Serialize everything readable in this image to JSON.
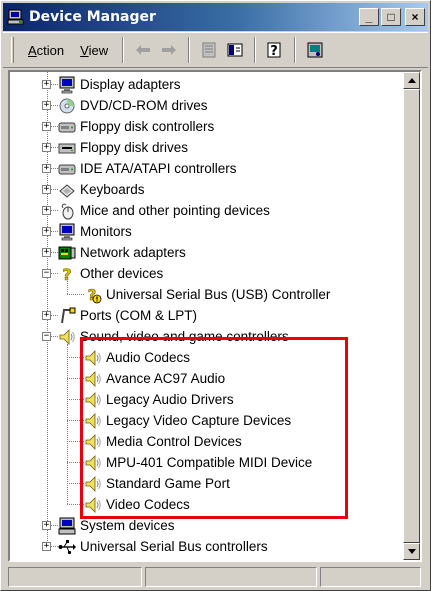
{
  "window": {
    "title": "Device Manager",
    "minimize": "_",
    "maximize": "□",
    "close": "×"
  },
  "menu": {
    "action_prefix": "A",
    "action_rest": "ction",
    "view_prefix": "V",
    "view_rest": "iew"
  },
  "toolbar_icons": [
    "back-arrow-icon",
    "forward-arrow-icon",
    "properties-icon",
    "show-hide-tree-icon",
    "help-icon",
    "scan-hardware-icon"
  ],
  "tree": {
    "categories": [
      {
        "label": "Display adapters",
        "icon": "monitor-icon",
        "state": "collapsed"
      },
      {
        "label": "DVD/CD-ROM drives",
        "icon": "cdrom-icon",
        "state": "collapsed"
      },
      {
        "label": "Floppy disk controllers",
        "icon": "controller-icon",
        "state": "collapsed"
      },
      {
        "label": "Floppy disk drives",
        "icon": "floppy-drive-icon",
        "state": "collapsed"
      },
      {
        "label": "IDE ATA/ATAPI controllers",
        "icon": "controller-icon",
        "state": "collapsed"
      },
      {
        "label": "Keyboards",
        "icon": "keyboard-icon",
        "state": "collapsed"
      },
      {
        "label": "Mice and other pointing devices",
        "icon": "mouse-icon",
        "state": "collapsed"
      },
      {
        "label": "Monitors",
        "icon": "monitor-icon",
        "state": "collapsed"
      },
      {
        "label": "Network adapters",
        "icon": "network-card-icon",
        "state": "collapsed"
      },
      {
        "label": "Other devices",
        "icon": "unknown-device-icon",
        "state": "expanded"
      },
      {
        "label": "Universal Serial Bus (USB) Controller",
        "icon": "unknown-device-warning-icon",
        "state": "child"
      },
      {
        "label": "Ports (COM & LPT)",
        "icon": "port-icon",
        "state": "collapsed"
      },
      {
        "label": "Sound, video and game controllers",
        "icon": "speaker-icon",
        "state": "expanded"
      },
      {
        "label": "Audio Codecs",
        "icon": "speaker-icon",
        "state": "child"
      },
      {
        "label": "Avance AC97 Audio",
        "icon": "speaker-icon",
        "state": "child"
      },
      {
        "label": "Legacy Audio Drivers",
        "icon": "speaker-icon",
        "state": "child"
      },
      {
        "label": "Legacy Video Capture Devices",
        "icon": "speaker-icon",
        "state": "child"
      },
      {
        "label": "Media Control Devices",
        "icon": "speaker-icon",
        "state": "child"
      },
      {
        "label": "MPU-401 Compatible MIDI Device",
        "icon": "speaker-icon",
        "state": "child"
      },
      {
        "label": "Standard Game Port",
        "icon": "speaker-icon",
        "state": "child"
      },
      {
        "label": "Video Codecs",
        "icon": "speaker-icon",
        "state": "child"
      },
      {
        "label": "System devices",
        "icon": "computer-icon",
        "state": "collapsed"
      },
      {
        "label": "Universal Serial Bus controllers",
        "icon": "usb-icon",
        "state": "collapsed"
      }
    ]
  },
  "colors": {
    "highlight_box": "#e8000b",
    "titlebar_start": "#0a246a",
    "titlebar_end": "#a6caf0"
  }
}
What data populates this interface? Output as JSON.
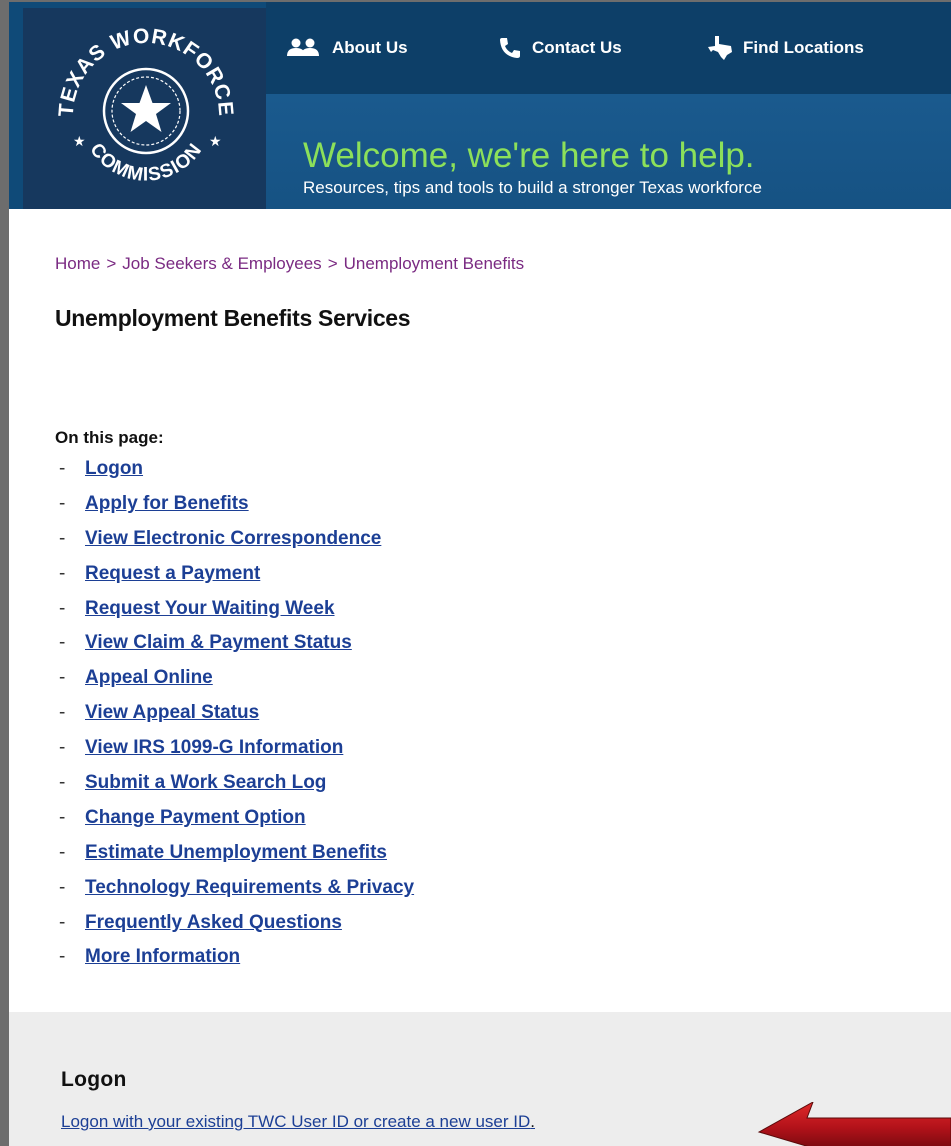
{
  "logo": {
    "text_top": "TEXAS WORKFORCE",
    "text_bottom": "COMMISSION"
  },
  "nav": {
    "about": "About Us",
    "contact": "Contact Us",
    "find": "Find Locations"
  },
  "banner": {
    "welcome": "Welcome, we're here to help.",
    "tagline": "Resources, tips and tools to build a stronger Texas workforce"
  },
  "breadcrumb": [
    "Home",
    "Job Seekers & Employees",
    "Unemployment Benefits"
  ],
  "breadcrumb_sep": ">",
  "page_title": "Unemployment Benefits Services",
  "on_this_page": "On this page:",
  "toc_dash": "-",
  "toc": [
    "Logon",
    "Apply for Benefits",
    "View Electronic Correspondence",
    "Request a Payment",
    "Request Your Waiting Week",
    "View Claim & Payment Status",
    "Appeal Online",
    "View Appeal Status",
    "View IRS 1099-G Information",
    "Submit a Work Search Log",
    "Change Payment Option",
    "Estimate Unemployment Benefits",
    "Technology Requirements & Privacy",
    "Frequently Asked Questions",
    "More Information"
  ],
  "logon_section": {
    "title": "Logon",
    "link": "Logon with your existing TWC User ID or create a new user ID",
    "period": "."
  },
  "colors": {
    "header": "#0f4a78",
    "logo_bg": "#16385e",
    "welcome_green": "#8ce05a",
    "link_blue": "#1c3f95",
    "breadcrumb_purple": "#7a2a82",
    "arrow_red": "#c0141a"
  }
}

• **Instruction**: Go through the entries above and count the lines containing the word "disk"; give only that count.

• **In response**: 2